* Given instruction
In the entries below, how many lines hold the string "name"? Give only the number.

* Record extracts
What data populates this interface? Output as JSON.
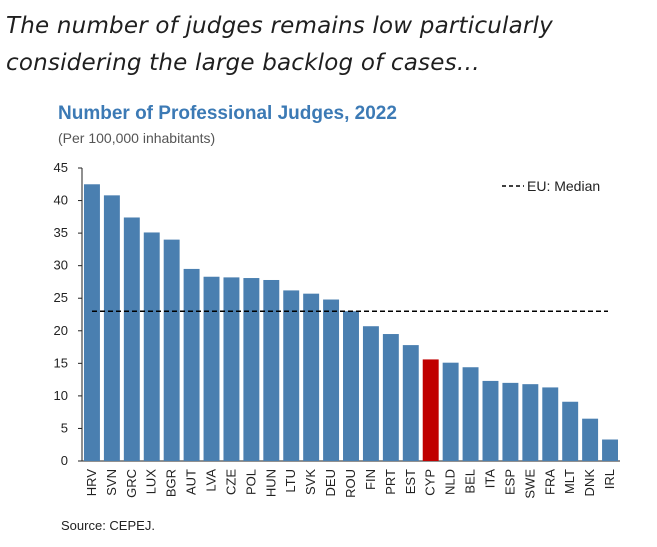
{
  "headline": {
    "line1": "The number of judges remains low particularly",
    "line2": "considering the large backlog of cases…"
  },
  "source": "Source: CEPEJ.",
  "chart_data": {
    "type": "bar",
    "title": "Number of Professional Judges, 2022",
    "subtitle": "(Per 100,000 inhabitants)",
    "xlabel": "",
    "ylabel": "",
    "ylim": [
      0,
      45
    ],
    "yticks": [
      0,
      5,
      10,
      15,
      20,
      25,
      30,
      35,
      40,
      45
    ],
    "grid": false,
    "categories": [
      "HRV",
      "SVN",
      "GRC",
      "LUX",
      "BGR",
      "AUT",
      "LVA",
      "CZE",
      "POL",
      "HUN",
      "LTU",
      "SVK",
      "DEU",
      "ROU",
      "FIN",
      "PRT",
      "EST",
      "CYP",
      "NLD",
      "BEL",
      "ITA",
      "ESP",
      "SWE",
      "FRA",
      "MLT",
      "DNK",
      "IRL"
    ],
    "values": [
      42.5,
      40.8,
      37.4,
      35.1,
      34.0,
      29.5,
      28.3,
      28.2,
      28.1,
      27.8,
      26.2,
      25.7,
      24.8,
      23.0,
      20.7,
      19.5,
      17.8,
      15.6,
      15.1,
      14.4,
      12.3,
      12.0,
      11.8,
      11.3,
      9.1,
      6.5,
      3.3
    ],
    "highlight": "CYP",
    "colors": {
      "bar": "#4a7fb0",
      "highlight": "#c00000",
      "median_line": "#000000"
    },
    "reference_line": {
      "label": "EU: Median",
      "value": 23.0,
      "style": "dashed"
    },
    "legend_position": "top-right"
  }
}
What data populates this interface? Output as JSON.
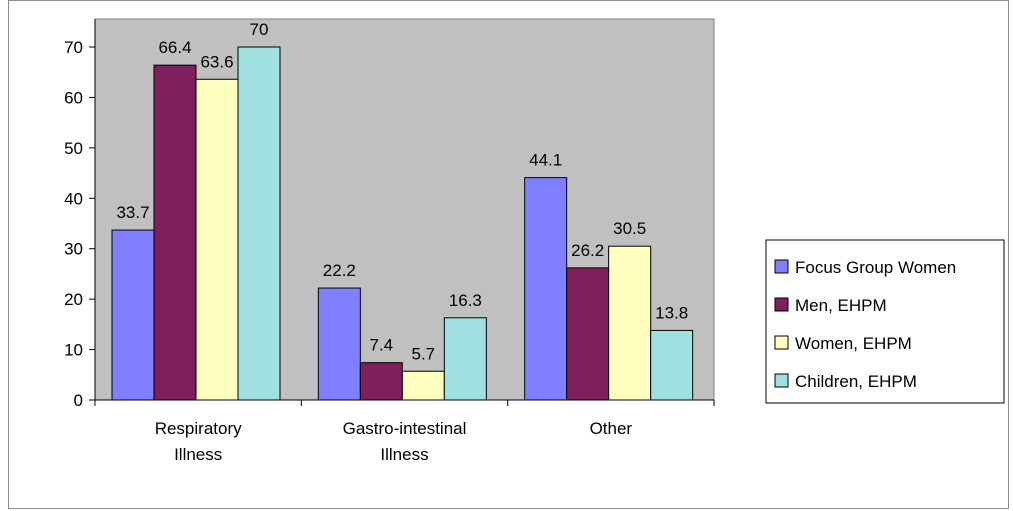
{
  "chart_data": {
    "type": "bar",
    "title": "",
    "xlabel": "",
    "ylabel": "",
    "categories": [
      [
        "Respiratory",
        "Illness"
      ],
      [
        "Gastro-intestinal",
        "Illness"
      ],
      [
        "Other"
      ]
    ],
    "ylim": [
      0,
      70
    ],
    "yticks": [
      0,
      10,
      20,
      30,
      40,
      50,
      60,
      70
    ],
    "grid": false,
    "legend_position": "right",
    "plot_background": "#c0c0c0",
    "series": [
      {
        "name": "Focus Group Women",
        "color": "#8080ff",
        "values": [
          33.7,
          22.2,
          44.1
        ],
        "labels": [
          "33.7",
          "22.2",
          "44.1"
        ]
      },
      {
        "name": "Men, EHPM",
        "color": "#801f5e",
        "values": [
          66.4,
          7.4,
          26.2
        ],
        "labels": [
          "66.4",
          "7.4",
          "26.2"
        ]
      },
      {
        "name": "Women, EHPM",
        "color": "#ffffc0",
        "values": [
          63.6,
          5.7,
          30.5
        ],
        "labels": [
          "63.6",
          "5.7",
          "30.5"
        ]
      },
      {
        "name": "Children, EHPM",
        "color": "#a0e0e0",
        "values": [
          70,
          16.3,
          13.8
        ],
        "labels": [
          "70",
          "16.3",
          "13.8"
        ]
      }
    ]
  }
}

* Response to this task
4